• **RECORDS FOR PROCESSING**:

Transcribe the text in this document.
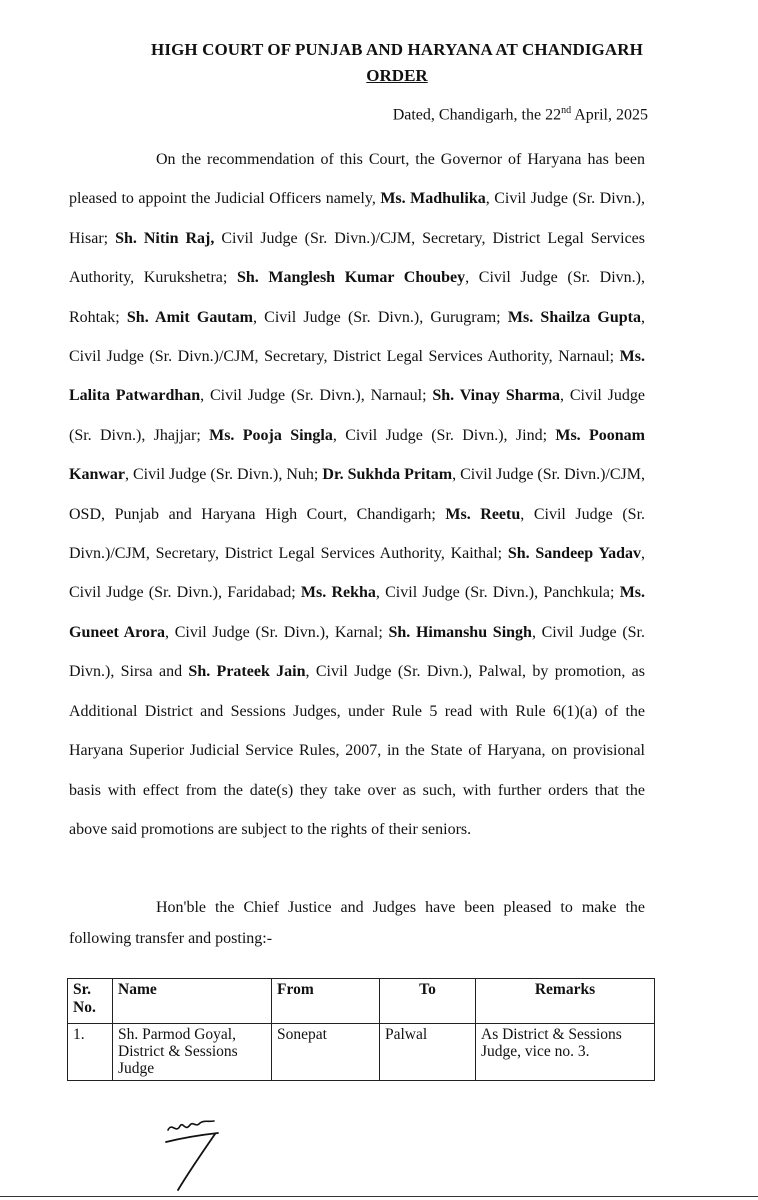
HIGH COURT OF PUNJAB AND HARYANA AT CHANDIGARH
ORDER
Dated, Chandigarh, the 22nd April, 2025
On the recommendation of this Court, the Governor of Haryana has been pleased to appoint the Judicial Officers namely, Ms. Madhulika, Civil Judge (Sr. Divn.), Hisar; Sh. Nitin Raj, Civil Judge (Sr. Divn.)/CJM, Secretary, District Legal Services Authority, Kurukshetra; Sh. Manglesh Kumar Choubey, Civil Judge (Sr. Divn.), Rohtak; Sh. Amit Gautam, Civil Judge (Sr. Divn.), Gurugram; Ms. Shailza Gupta, Civil Judge (Sr. Divn.)/CJM, Secretary, District Legal Services Authority, Narnaul; Ms. Lalita Patwardhan, Civil Judge (Sr. Divn.), Narnaul; Sh. Vinay Sharma, Civil Judge (Sr. Divn.), Jhajjar; Ms. Pooja Singla, Civil Judge (Sr. Divn.), Jind; Ms. Poonam Kanwar, Civil Judge (Sr. Divn.), Nuh; Dr. Sukhda Pritam, Civil Judge (Sr. Divn.)/CJM, OSD, Punjab and Haryana High Court, Chandigarh; Ms. Reetu, Civil Judge (Sr. Divn.)/CJM, Secretary, District Legal Services Authority, Kaithal; Sh. Sandeep Yadav, Civil Judge (Sr. Divn.), Faridabad; Ms. Rekha, Civil Judge (Sr. Divn.), Panchkula; Ms. Guneet Arora, Civil Judge (Sr. Divn.), Karnal; Sh. Himanshu Singh, Civil Judge (Sr. Divn.), Sirsa and Sh. Prateek Jain, Civil Judge (Sr. Divn.), Palwal, by promotion, as Additional District and Sessions Judges, under Rule 5 read with Rule 6(1)(a) of the Haryana Superior Judicial Service Rules, 2007, in the State of Haryana, on provisional basis with effect from the date(s) they take over as such, with further orders that the above said promotions are subject to the rights of their seniors.
Hon'ble the Chief Justice and Judges have been pleased to make the following transfer and posting:-
Sr. No.	Name	From	To	Remarks
1.	Sh. Parmod Goyal, District & Sessions Judge	Sonepat	Palwal	As District & Sessions Judge, vice no. 3.
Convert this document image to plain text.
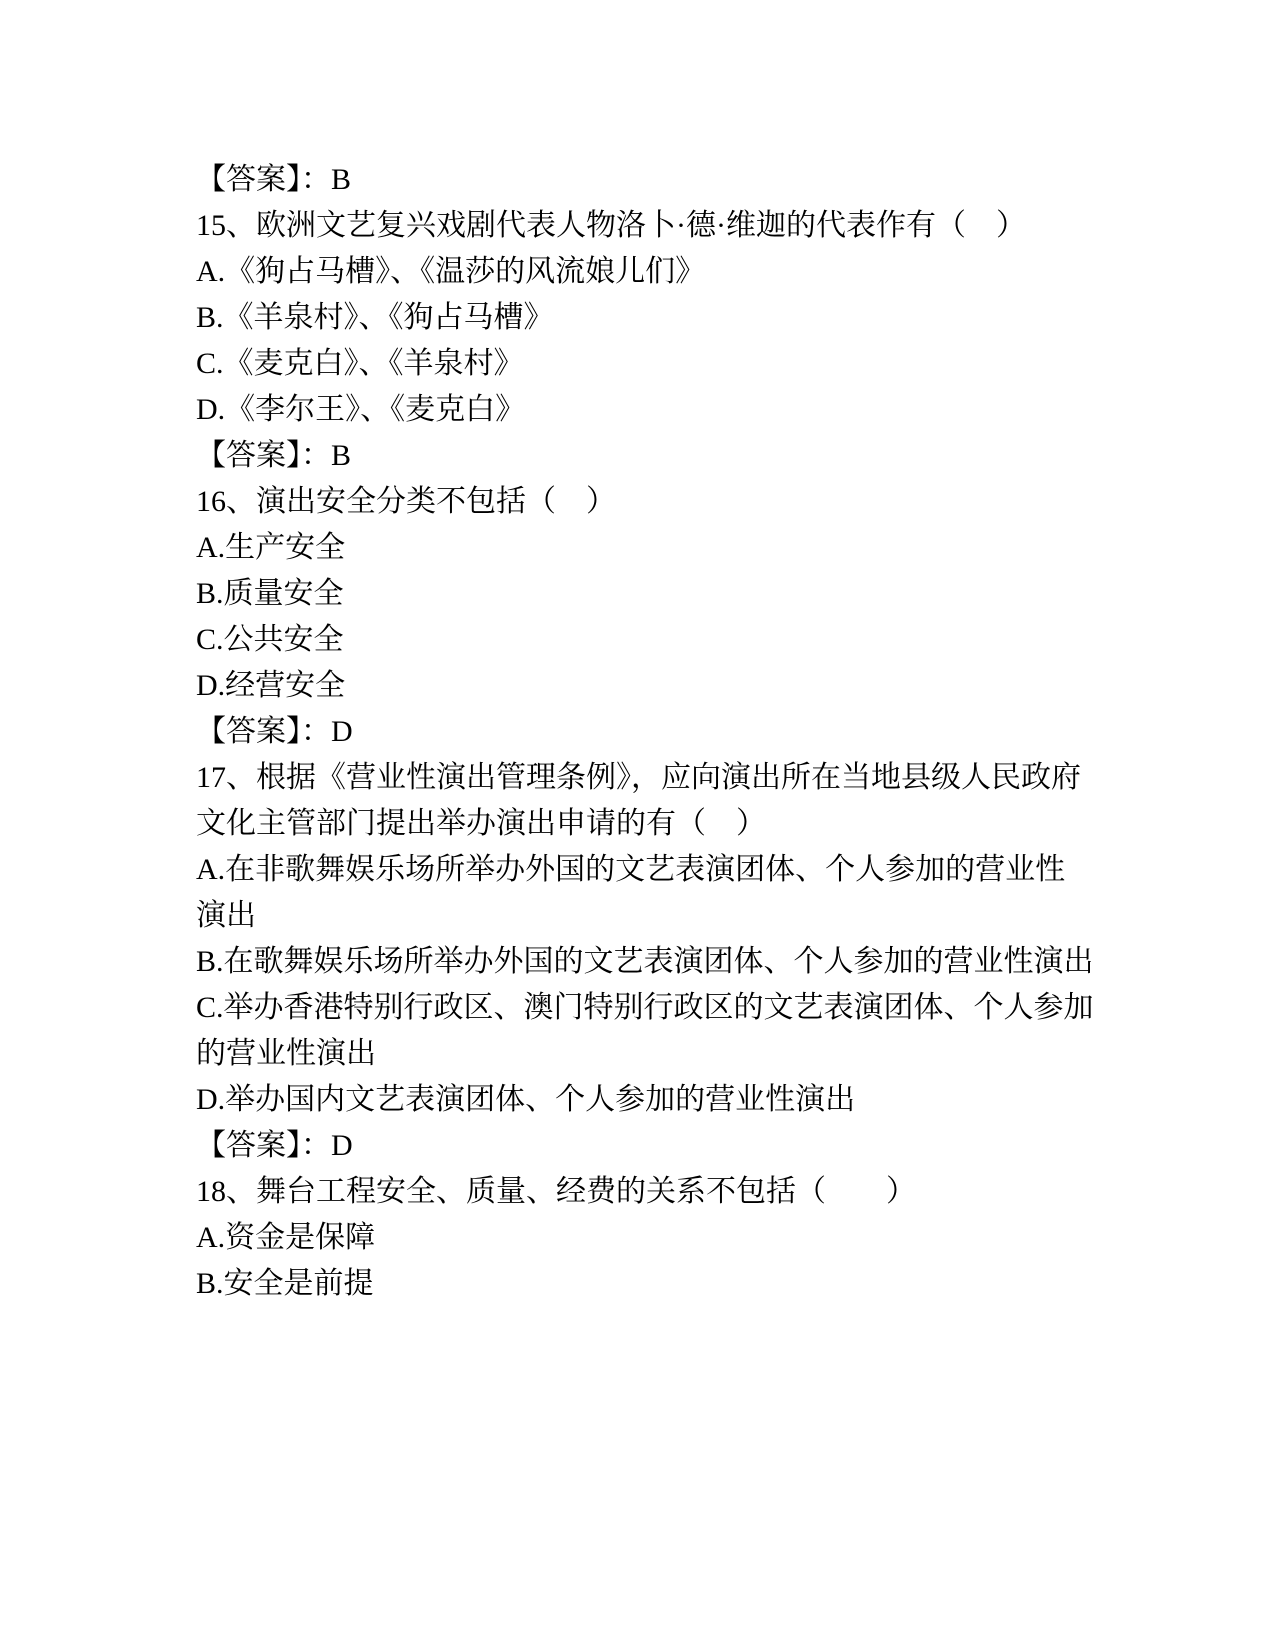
【答案】：B

15、欧洲文艺复兴戏剧代表人物洛卜·德·维迦的代表作有（　）

A.《狗占马槽》、《温莎的风流娘儿们》

B.《羊泉村》、《狗占马槽》

C.《麦克白》、《羊泉村》

D.《李尔王》、《麦克白》

【答案】：B

16、演出安全分类不包括（　）

A.生产安全

B.质量安全

C.公共安全

D.经营安全

【答案】：D

17、根据《营业性演出管理条例》，应向演出所在当地县级人民政府文化主管部门提出举办演出申请的有（　）

A.在非歌舞娱乐场所举办外国的文艺表演团体、个人参加的营业性演出

B.在歌舞娱乐场所举办外国的文艺表演团体、个人参加的营业性演出

C.举办香港特别行政区、澳门特别行政区的文艺表演团体、个人参加的营业性演出

D.举办国内文艺表演团体、个人参加的营业性演出

【答案】：D

18、舞台工程安全、质量、经费的关系不包括（　　）

A.资金是保障

B.安全是前提
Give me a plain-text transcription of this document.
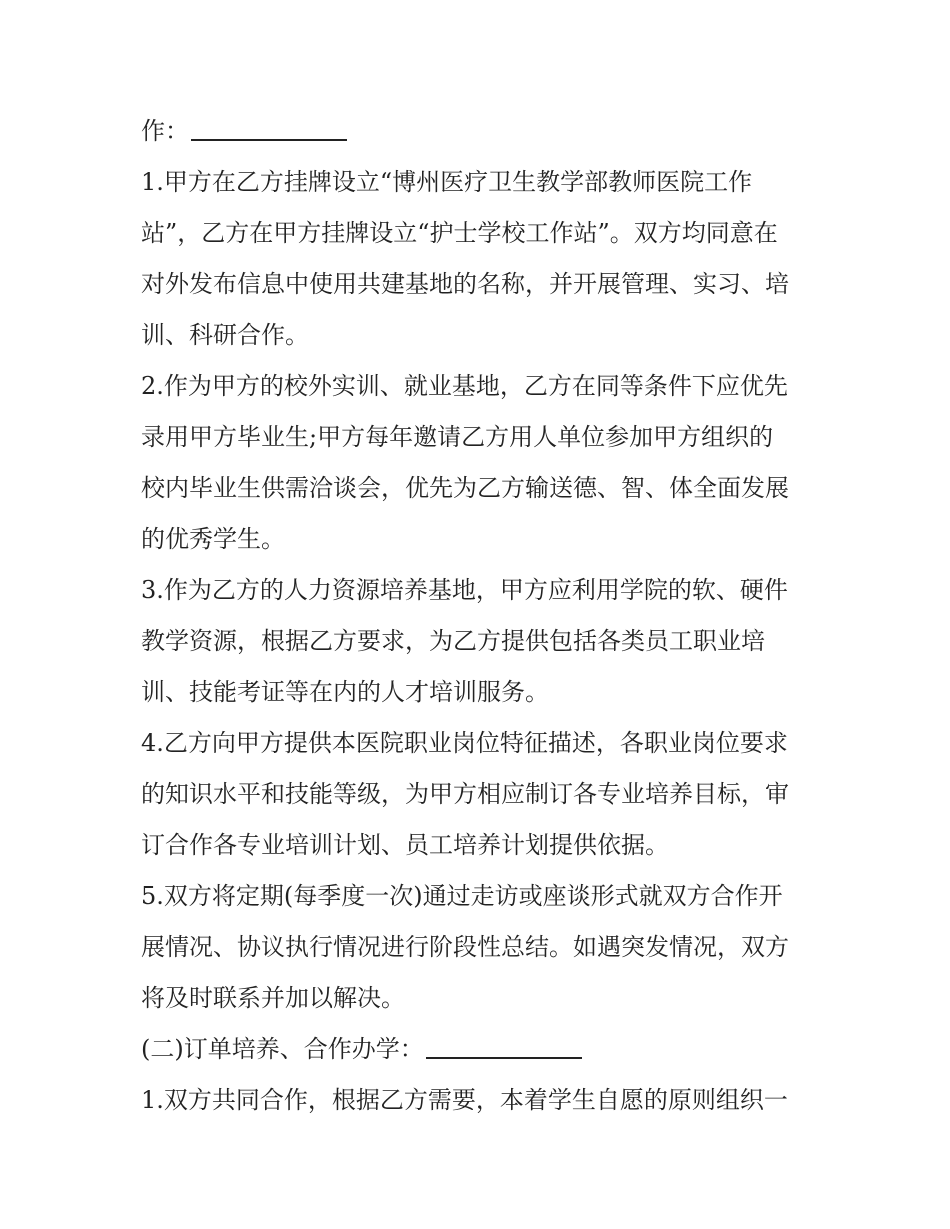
作：
1.甲方在乙方挂牌设立“博州医疗卫生教学部教师医院工作
站”，乙方在甲方挂牌设立“护士学校工作站”。双方均同意在
对外发布信息中使用共建基地的名称，并开展管理、实习、培
训、科研合作。
2.作为甲方的校外实训、就业基地，乙方在同等条件下应优先
录用甲方毕业生;甲方每年邀请乙方用人单位参加甲方组织的
校内毕业生供需洽谈会，优先为乙方输送德、智、体全面发展
的优秀学生。
3.作为乙方的人力资源培养基地，甲方应利用学院的软、硬件
教学资源，根据乙方要求，为乙方提供包括各类员工职业培
训、技能考证等在内的人才培训服务。
4.乙方向甲方提供本医院职业岗位特征描述，各职业岗位要求
的知识水平和技能等级，为甲方相应制订各专业培养目标，审
订合作各专业培训计划、员工培养计划提供依据。
5.双方将定期(每季度一次)通过走访或座谈形式就双方合作开
展情况、协议执行情况进行阶段性总结。如遇突发情况，双方
将及时联系并加以解决。
(二)订单培养、合作办学：
1.双方共同合作，根据乙方需要，本着学生自愿的原则组织一
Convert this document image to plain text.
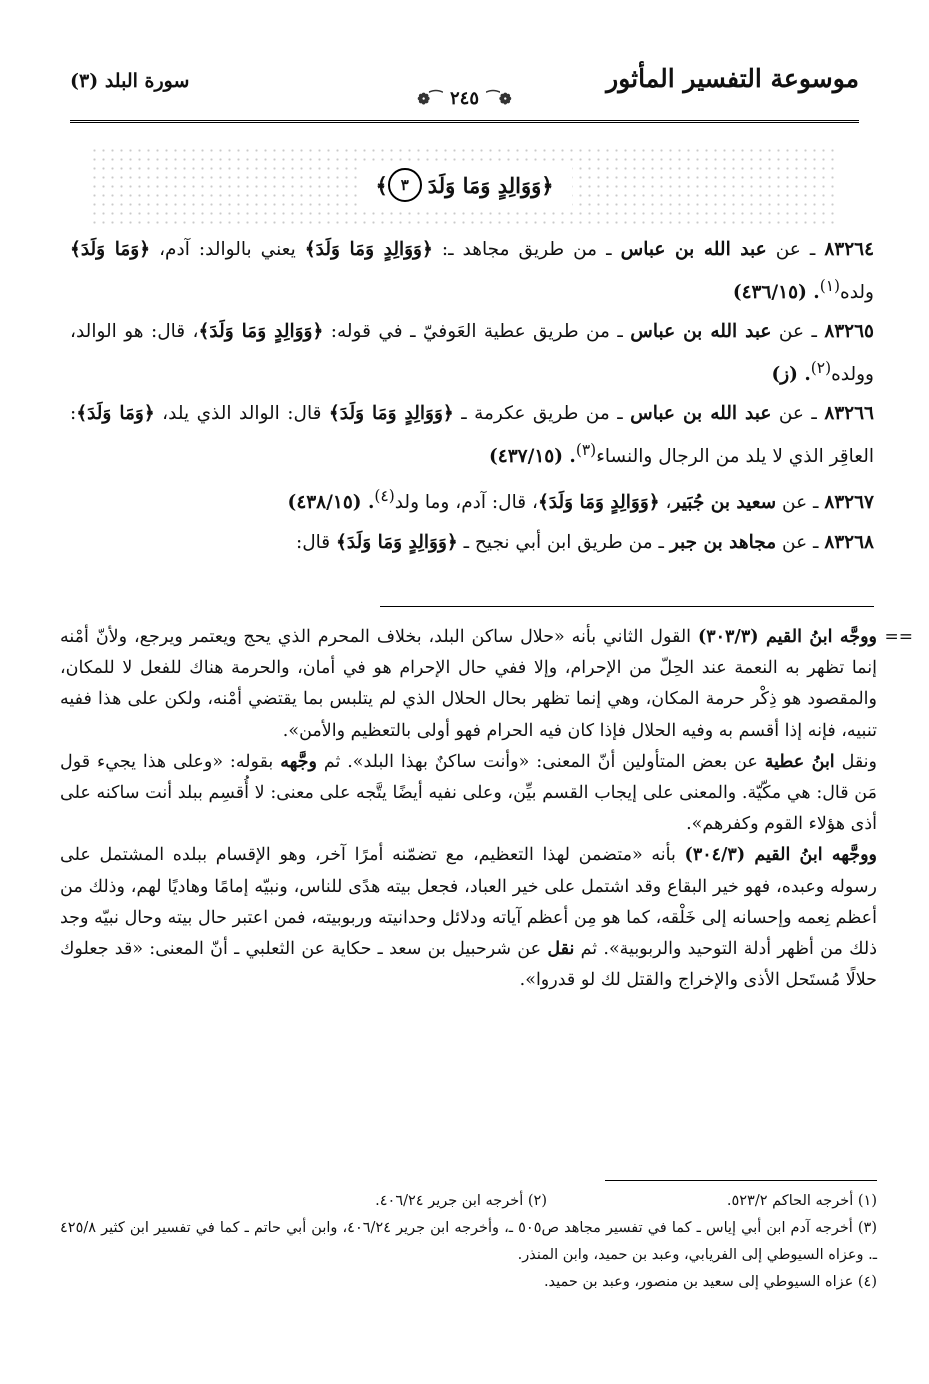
موسوعة التفسير المأثور
❁⁀٢٤٥⁀❁
سورة البلد (٣)
﴿وَوَالِدٍ وَمَا وَلَدَ
٣
﴾
٨٣٢٦٤ ـ عن عبد الله بن عباس ـ من طريق مجاهد ـ: ﴿وَوَالِدٍ وَمَا وَلَدَ﴾ يعني بالوالد: آدم، ﴿وَمَا وَلَدَ﴾ ولده$^{(١)}$. (٤٣٦/١٥)
٨٣٢٦٥ ـ عن عبد الله بن عباس ـ من طريق عطية العَوفيّ ـ في قوله: ﴿وَوَالِدٍ وَمَا وَلَدَ﴾، قال: هو الوالد، وولده$^{(٢)}$. (ز)
٨٣٢٦٦ ـ عن عبد الله بن عباس ـ من طريق عكرمة ـ ﴿وَوَالِدٍ وَمَا وَلَدَ﴾ قال: الوالد الذي يلد، ﴿وَمَا وَلَدَ﴾: العاقِر الذي لا يلد من الرجال والنساء$^{(٣)}$. (٤٣٧/١٥)
٨٣٢٦٧ ـ عن سعيد بن جُبَير، ﴿وَوَالِدٍ وَمَا وَلَدَ﴾، قال: آدم، وما ولد$^{(٤)}$. (٤٣٨/١٥)
٨٣٢٦٨ ـ عن مجاهد بن جبر ـ من طريق ابن أبي نجيح ـ ﴿وَوَالِدٍ وَمَا وَلَدَ﴾ قال:
==

ووجَّه ابنُ القيم (٣٠٣/٣) القول الثاني بأنه «حلال ساكن البلد، بخلاف المحرم الذي يحج ويعتمر ويرجع، ولأنّ أمْنه إنما تظهر به النعمة عند الحِلّ من الإحرام، وإلا ففي حال الإحرام هو في أمان، والحرمة هناك للفعل لا للمكان، والمقصود هو ذِكْر حرمة المكان، وهي إنما تظهر بحال الحلال الذي لم يتلبس بما يقتضي أمْنه، ولكن على هذا ففيه تنبيه، فإنه إذا أقسم به وفيه الحلال فإذا كان فيه الحرام فهو أولى بالتعظيم والأمن».

ونقل ابنُ عطية عن بعض المتأولين أنّ المعنى: «وأنت ساكنٌ بهذا البلد». ثم وجَّهه بقوله: «وعلى هذا يجيء قول مَن قال: هي مكّيّة. والمعنى على إيجاب القسم بيِّن، وعلى نفيه أيضًا يتَّجه على معنى: لا أُقسِم ببلد أنت ساكنه على أذى هؤلاء القوم وكفرهم».

ووجَّهه ابنُ القيم (٣٠٤/٣) بأنه «متضمن لهذا التعظيم، مع تضمّنه أمرًا آخر، وهو الإقسام ببلده المشتمل على رسوله وعبده، فهو خير البقاع وقد اشتمل على خير العباد، فجعل بيته هدًى للناس، ونبيّه إمامًا وهاديًا لهم، وذلك من أعظم نِعمه وإحسانه إلى خَلْقه، كما هو مِن أعظم آياته ودلائل وحدانيته وربوبيته، فمن اعتبر حال بيته وحال نبيّه وجد ذلك من أظهر أدلة التوحيد والربوبية». ثم نقل عن شرحبيل بن سعد ـ حكاية عن الثعلبي ـ أنّ المعنى: «قد جعلوك حلالًا مُستَحل الأذى والإخراج والقتل لك لو قدروا».

(١) أخرجه الحاكم ٥٢٣/٢.
(٢) أخرجه ابن جرير ٤٠٦/٢٤.
(٣) أخرجه آدم ابن أبي إياس ـ كما في تفسير مجاهد ص٥٠٥ ـ، وأخرجه ابن جرير ٤٠٦/٢٤، وابن أبي حاتم ـ كما في تفسير ابن كثير ٤٢٥/٨ ـ. وعزاه السيوطي إلى الفريابي، وعبد بن حميد، وابن المنذر.
(٤) عزاه السيوطي إلى سعيد بن منصور، وعبد بن حميد.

• **WHAT THE TASK REQUIRES**: Read the data above and pull out each line that holds the string "عطية".

• **ANSWER TO THIS EXERCISE**:
٨٣٢٦٥ ـ عن عبد الله بن عباس ـ من طريق عطية العَوفيّ ـ في قوله: ﴿وَوَالِدٍ وَمَا وَلَدَ﴾، قال: هو الوالد، وولده$^{(٢)}$. (ز)
ونقل ابنُ عطية عن بعض المتأولين أنّ المعنى: «وأنت ساكنٌ بهذا البلد». ثم وجَّهه بقوله: «وعلى هذا يجيء قول مَن قال: هي مكّيّة. والمعنى على إيجاب القسم بيِّن، وعلى نفيه أيضًا يتَّجه على معنى: لا أُقسِم ببلد أنت ساكنه على أذى هؤلاء القوم وكفرهم».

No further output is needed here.